Data entries:
+++

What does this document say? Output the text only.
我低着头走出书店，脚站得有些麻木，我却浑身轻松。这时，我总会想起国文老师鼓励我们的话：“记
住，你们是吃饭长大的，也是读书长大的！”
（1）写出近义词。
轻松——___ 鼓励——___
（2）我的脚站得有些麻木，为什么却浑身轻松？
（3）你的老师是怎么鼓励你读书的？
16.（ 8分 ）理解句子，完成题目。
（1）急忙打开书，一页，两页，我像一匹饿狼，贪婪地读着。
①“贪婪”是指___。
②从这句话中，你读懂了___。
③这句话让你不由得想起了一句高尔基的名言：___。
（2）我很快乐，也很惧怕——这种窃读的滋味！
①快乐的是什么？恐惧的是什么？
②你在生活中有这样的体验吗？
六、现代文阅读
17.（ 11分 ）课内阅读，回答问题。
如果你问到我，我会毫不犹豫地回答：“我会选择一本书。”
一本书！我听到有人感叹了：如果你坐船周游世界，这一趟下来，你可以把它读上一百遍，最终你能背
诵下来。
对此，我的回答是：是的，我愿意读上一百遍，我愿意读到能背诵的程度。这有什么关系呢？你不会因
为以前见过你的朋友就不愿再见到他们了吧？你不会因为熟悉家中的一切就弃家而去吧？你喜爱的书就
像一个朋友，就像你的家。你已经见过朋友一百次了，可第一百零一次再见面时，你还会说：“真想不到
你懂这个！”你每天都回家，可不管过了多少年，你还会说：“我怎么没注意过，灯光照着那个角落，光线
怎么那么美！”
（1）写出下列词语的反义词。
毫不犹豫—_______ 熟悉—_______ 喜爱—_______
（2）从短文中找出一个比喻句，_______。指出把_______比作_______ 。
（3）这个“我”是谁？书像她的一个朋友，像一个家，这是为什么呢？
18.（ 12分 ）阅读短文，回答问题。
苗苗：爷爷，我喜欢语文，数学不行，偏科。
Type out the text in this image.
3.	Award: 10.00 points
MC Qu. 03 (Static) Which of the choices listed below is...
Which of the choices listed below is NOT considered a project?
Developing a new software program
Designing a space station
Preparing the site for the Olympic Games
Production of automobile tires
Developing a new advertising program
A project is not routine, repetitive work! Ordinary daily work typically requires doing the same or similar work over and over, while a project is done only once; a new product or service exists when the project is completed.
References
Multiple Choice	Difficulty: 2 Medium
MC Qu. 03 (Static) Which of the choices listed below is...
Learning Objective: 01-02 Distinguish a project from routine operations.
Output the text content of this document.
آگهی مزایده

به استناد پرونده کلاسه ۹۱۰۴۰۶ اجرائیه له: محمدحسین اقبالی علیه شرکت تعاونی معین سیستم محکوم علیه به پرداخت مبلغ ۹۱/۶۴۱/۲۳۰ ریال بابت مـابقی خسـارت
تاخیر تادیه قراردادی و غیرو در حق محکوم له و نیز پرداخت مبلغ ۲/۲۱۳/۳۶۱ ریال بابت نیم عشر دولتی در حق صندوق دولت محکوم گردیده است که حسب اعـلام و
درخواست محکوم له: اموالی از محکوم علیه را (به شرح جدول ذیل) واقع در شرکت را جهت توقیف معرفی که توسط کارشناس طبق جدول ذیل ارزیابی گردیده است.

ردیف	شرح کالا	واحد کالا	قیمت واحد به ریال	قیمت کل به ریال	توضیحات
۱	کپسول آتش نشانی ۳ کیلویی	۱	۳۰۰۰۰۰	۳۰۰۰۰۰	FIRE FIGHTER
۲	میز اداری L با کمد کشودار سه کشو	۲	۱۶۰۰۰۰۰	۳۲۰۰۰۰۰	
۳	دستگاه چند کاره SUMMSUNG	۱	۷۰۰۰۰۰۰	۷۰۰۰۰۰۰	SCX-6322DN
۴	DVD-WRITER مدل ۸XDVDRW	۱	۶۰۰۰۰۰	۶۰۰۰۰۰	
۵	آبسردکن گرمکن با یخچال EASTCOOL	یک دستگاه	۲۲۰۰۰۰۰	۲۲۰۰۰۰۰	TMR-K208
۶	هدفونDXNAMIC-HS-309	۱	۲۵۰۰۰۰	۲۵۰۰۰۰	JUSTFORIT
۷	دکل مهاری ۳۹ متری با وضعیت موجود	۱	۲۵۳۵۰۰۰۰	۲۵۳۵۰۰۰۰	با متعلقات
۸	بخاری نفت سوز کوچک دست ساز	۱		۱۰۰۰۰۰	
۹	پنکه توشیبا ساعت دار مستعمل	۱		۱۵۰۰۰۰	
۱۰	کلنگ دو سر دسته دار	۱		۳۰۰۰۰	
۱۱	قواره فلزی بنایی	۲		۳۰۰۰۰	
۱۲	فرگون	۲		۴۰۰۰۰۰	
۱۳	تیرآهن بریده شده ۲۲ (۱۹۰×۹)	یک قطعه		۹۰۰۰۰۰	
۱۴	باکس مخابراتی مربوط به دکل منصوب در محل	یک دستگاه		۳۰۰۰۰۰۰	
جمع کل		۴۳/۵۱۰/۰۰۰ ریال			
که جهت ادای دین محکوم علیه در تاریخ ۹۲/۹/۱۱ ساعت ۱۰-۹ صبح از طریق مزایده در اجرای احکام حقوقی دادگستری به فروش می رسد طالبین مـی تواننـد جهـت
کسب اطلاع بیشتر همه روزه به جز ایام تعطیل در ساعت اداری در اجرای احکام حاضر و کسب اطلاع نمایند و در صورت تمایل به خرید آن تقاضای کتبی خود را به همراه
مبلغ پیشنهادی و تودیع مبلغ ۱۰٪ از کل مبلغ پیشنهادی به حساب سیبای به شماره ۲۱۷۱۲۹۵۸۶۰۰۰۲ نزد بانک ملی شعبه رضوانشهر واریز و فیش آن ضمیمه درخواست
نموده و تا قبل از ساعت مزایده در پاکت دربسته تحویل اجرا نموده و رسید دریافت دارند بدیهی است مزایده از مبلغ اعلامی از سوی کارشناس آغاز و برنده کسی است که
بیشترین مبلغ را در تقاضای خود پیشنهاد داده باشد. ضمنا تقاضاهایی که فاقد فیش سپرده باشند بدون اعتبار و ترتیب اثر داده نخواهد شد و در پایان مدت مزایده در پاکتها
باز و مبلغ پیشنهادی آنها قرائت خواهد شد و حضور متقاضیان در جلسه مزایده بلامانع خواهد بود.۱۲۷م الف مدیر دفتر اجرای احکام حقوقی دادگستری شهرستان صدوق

+++

- _Challenge_: Every line of the listing that holds "دادگستری" should be found and copied.

- _Task solution_:
که جهت ادای دین محکوم علیه در تاریخ ۹۲/۹/۱۱ ساعت ۱۰-۹ صبح از طریق مزایده در اجرای احکام حقوقی دادگستری به فروش می رسد طالبین مـی تواننـد جهـت
باز و مبلغ پیشنهادی آنها قرائت خواهد شد و حضور متقاضیان در جلسه مزایده بلامانع خواهد بود.۱۲۷م الف مدیر دفتر اجرای احکام حقوقی دادگستری شهرستان صدوق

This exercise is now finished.